[START Record set]

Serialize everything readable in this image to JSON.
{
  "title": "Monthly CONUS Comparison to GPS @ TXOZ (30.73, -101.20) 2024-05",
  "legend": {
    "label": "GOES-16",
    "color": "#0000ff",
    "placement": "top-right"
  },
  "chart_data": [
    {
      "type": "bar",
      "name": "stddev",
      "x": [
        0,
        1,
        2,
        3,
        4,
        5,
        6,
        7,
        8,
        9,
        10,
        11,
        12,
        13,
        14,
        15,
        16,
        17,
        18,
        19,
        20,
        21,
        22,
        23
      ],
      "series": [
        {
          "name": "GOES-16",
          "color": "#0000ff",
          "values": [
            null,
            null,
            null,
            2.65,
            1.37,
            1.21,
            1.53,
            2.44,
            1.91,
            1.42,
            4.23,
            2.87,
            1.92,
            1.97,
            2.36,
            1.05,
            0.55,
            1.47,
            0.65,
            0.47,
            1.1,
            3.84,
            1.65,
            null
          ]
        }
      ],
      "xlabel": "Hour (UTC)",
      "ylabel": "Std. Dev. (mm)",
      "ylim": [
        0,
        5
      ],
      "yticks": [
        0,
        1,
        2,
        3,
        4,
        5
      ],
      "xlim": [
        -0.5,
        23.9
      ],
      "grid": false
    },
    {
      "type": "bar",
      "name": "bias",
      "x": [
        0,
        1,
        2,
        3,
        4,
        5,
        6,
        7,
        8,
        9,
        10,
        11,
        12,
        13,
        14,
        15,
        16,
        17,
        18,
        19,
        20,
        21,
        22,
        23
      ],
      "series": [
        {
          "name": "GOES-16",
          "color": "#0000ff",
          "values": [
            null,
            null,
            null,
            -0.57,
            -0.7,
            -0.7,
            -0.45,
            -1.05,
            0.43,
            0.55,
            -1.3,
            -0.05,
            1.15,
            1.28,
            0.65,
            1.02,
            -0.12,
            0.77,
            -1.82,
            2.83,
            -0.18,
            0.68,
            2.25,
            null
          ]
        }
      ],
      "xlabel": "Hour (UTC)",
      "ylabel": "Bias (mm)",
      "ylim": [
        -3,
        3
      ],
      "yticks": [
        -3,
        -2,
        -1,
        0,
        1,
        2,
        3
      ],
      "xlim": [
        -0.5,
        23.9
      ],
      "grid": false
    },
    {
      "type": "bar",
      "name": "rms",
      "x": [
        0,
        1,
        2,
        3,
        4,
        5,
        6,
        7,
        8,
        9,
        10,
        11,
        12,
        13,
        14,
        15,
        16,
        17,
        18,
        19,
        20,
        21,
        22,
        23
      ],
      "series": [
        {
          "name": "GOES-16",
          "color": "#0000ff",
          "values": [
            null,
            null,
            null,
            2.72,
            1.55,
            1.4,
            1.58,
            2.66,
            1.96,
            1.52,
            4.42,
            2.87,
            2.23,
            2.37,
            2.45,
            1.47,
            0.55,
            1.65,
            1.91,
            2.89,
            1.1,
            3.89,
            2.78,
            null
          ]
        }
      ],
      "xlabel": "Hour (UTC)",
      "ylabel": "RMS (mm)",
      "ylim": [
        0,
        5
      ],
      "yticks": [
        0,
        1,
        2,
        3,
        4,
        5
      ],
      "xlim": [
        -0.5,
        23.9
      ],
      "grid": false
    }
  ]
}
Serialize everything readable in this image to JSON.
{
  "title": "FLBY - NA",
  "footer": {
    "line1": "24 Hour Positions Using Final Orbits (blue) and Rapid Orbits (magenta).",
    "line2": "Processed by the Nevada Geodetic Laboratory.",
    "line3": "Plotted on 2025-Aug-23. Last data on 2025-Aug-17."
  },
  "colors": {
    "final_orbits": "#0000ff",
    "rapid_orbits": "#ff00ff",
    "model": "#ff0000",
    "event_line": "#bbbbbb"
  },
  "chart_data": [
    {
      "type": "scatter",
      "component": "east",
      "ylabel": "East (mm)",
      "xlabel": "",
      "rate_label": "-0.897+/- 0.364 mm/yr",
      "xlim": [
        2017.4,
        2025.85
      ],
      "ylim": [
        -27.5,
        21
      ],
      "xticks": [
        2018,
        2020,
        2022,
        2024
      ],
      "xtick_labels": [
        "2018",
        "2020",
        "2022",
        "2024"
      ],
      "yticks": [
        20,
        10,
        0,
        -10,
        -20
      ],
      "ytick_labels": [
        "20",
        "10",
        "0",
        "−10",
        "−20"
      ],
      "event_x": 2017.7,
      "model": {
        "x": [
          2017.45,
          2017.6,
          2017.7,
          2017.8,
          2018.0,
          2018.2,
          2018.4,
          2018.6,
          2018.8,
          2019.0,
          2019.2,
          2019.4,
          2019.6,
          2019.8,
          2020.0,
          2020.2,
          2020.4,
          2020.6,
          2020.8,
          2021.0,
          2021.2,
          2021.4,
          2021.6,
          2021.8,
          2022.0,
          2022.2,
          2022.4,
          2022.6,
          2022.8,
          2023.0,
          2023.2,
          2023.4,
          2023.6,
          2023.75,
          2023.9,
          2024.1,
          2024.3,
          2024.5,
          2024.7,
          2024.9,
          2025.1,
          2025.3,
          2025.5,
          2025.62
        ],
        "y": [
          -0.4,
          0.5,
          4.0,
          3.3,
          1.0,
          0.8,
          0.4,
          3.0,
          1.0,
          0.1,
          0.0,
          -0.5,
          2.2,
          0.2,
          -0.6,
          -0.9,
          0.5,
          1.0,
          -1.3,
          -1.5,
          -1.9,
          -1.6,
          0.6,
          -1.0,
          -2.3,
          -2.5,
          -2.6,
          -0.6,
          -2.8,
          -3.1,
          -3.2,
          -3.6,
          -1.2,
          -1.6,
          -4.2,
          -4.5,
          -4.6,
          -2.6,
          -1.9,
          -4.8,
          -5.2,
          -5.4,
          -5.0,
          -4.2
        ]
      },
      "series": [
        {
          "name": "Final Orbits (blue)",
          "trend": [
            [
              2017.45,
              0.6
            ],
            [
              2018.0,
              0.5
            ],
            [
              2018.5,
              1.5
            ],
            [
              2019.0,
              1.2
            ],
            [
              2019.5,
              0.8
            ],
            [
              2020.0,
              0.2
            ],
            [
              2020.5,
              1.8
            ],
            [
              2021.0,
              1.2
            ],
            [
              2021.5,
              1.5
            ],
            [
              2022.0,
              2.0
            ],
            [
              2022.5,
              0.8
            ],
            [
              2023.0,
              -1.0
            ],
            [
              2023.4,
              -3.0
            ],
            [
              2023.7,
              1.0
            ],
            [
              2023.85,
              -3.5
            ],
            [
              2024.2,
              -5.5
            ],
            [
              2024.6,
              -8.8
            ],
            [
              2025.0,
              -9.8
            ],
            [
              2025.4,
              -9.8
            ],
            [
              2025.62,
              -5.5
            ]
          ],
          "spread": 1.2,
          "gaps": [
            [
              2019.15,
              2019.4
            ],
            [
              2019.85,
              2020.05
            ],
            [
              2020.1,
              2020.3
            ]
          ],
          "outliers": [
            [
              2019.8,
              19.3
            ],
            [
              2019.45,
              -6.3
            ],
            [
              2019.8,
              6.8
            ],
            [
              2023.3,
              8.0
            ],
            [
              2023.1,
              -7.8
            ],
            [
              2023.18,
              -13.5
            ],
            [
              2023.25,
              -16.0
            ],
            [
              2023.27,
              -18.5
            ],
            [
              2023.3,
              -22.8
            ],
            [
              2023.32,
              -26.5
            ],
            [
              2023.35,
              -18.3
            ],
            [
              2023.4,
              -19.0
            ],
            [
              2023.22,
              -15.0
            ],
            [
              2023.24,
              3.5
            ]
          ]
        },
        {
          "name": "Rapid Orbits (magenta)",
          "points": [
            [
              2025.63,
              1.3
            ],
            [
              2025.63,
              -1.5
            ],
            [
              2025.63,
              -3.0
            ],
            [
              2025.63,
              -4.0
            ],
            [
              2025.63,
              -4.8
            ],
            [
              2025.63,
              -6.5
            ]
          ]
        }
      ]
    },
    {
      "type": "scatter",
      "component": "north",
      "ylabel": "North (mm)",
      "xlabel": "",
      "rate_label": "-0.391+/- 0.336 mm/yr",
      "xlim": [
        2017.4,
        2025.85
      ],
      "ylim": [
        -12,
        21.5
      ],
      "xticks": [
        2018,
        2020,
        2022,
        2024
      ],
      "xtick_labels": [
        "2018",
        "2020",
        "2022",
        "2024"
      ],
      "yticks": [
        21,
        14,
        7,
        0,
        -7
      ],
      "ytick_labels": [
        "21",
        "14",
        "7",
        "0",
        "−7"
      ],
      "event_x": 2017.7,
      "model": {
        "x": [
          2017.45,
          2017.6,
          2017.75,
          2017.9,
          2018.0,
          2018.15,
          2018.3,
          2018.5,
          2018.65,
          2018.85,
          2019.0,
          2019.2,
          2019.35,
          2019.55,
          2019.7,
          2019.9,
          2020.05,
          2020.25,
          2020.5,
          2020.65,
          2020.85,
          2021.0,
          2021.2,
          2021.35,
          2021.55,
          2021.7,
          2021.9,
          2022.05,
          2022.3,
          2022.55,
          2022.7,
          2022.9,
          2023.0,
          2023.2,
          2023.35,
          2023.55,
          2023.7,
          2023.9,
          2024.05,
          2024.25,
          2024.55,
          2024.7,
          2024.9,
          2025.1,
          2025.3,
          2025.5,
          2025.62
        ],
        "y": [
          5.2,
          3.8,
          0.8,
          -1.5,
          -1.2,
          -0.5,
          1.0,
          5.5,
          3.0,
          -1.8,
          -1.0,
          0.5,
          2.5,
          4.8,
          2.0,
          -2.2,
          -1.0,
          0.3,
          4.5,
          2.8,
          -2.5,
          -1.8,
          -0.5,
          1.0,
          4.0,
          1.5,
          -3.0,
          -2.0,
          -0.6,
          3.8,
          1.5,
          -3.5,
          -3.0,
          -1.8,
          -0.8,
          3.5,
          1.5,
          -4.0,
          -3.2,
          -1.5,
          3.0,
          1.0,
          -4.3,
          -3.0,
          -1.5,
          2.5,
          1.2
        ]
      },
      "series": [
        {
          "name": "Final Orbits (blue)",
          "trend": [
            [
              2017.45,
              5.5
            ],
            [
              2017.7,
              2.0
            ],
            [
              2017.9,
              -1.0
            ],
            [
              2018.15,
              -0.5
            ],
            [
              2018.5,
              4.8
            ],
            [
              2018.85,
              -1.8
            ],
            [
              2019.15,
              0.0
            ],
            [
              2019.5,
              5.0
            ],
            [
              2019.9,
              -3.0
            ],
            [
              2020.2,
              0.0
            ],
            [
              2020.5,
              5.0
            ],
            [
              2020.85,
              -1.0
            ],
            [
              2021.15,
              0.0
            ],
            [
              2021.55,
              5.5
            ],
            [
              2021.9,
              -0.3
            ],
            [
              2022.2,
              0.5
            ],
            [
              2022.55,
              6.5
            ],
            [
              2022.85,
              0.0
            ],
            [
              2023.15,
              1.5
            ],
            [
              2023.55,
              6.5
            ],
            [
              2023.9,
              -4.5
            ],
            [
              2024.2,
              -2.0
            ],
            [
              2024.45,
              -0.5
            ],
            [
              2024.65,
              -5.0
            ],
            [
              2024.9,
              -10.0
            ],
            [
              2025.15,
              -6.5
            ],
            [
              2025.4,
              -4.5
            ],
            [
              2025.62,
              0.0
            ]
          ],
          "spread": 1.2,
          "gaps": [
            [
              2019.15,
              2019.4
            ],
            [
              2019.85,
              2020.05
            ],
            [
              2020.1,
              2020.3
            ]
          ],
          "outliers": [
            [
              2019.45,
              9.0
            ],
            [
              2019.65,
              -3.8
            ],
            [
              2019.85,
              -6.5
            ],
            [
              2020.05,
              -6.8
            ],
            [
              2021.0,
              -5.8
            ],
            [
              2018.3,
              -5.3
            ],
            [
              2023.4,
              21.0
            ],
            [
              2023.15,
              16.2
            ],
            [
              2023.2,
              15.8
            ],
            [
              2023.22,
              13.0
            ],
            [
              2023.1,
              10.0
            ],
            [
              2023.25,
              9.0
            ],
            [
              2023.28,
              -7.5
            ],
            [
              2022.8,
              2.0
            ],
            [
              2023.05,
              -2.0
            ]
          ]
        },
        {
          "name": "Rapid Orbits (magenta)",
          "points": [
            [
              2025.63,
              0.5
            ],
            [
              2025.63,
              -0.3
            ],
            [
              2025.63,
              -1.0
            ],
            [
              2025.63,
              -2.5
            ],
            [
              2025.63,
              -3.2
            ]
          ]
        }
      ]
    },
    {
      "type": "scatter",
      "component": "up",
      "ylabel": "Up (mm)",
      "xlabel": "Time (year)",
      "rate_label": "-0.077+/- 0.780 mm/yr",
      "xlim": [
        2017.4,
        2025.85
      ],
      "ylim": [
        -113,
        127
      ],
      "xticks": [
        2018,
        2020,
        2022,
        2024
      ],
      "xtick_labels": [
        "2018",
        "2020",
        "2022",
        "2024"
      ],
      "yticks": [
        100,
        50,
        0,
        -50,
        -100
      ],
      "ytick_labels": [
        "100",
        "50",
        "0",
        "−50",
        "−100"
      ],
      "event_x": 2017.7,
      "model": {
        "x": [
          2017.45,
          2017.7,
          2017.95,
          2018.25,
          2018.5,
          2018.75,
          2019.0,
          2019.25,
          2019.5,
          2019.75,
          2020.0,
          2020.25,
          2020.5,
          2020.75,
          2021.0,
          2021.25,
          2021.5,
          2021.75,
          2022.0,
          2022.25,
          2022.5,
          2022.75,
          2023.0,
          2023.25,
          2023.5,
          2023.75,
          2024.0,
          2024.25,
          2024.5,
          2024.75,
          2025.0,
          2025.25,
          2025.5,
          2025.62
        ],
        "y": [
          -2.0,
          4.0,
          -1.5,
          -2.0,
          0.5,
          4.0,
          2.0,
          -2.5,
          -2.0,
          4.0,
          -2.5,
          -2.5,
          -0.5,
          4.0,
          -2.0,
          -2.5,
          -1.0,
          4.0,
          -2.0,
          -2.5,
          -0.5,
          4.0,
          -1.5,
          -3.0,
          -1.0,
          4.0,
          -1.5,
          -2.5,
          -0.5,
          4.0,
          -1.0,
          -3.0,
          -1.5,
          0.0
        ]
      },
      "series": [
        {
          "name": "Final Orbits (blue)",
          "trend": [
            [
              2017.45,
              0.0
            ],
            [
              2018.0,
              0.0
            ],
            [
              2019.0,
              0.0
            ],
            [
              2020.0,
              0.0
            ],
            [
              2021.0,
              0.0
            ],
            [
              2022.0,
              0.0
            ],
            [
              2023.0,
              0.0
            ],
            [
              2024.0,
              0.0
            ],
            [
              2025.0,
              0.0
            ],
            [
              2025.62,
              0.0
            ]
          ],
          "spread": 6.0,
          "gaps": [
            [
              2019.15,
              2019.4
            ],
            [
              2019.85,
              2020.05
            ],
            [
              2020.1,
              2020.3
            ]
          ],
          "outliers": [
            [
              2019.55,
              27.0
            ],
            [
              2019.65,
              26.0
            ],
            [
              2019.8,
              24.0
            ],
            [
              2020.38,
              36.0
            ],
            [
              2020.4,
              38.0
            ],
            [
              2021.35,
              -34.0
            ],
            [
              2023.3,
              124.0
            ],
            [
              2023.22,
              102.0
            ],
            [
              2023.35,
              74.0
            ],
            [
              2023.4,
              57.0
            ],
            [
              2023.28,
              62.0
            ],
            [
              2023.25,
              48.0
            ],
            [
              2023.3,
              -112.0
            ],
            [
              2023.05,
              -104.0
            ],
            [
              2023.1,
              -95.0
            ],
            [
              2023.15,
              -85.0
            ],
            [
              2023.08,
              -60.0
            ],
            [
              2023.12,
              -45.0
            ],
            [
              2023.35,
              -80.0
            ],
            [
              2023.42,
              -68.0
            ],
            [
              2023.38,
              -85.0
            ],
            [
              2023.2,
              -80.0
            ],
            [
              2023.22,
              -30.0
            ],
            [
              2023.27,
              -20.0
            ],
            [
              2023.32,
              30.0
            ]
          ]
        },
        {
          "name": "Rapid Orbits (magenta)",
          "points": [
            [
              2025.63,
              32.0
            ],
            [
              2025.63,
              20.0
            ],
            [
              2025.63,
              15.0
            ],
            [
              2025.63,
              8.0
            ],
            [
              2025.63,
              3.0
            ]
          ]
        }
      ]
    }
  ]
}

[END Record set]

### Task to carry out
Extract all lines of the records above that include "component".

### Solution to this problem
      "component": "east",
      "component": "north",
      "component": "up",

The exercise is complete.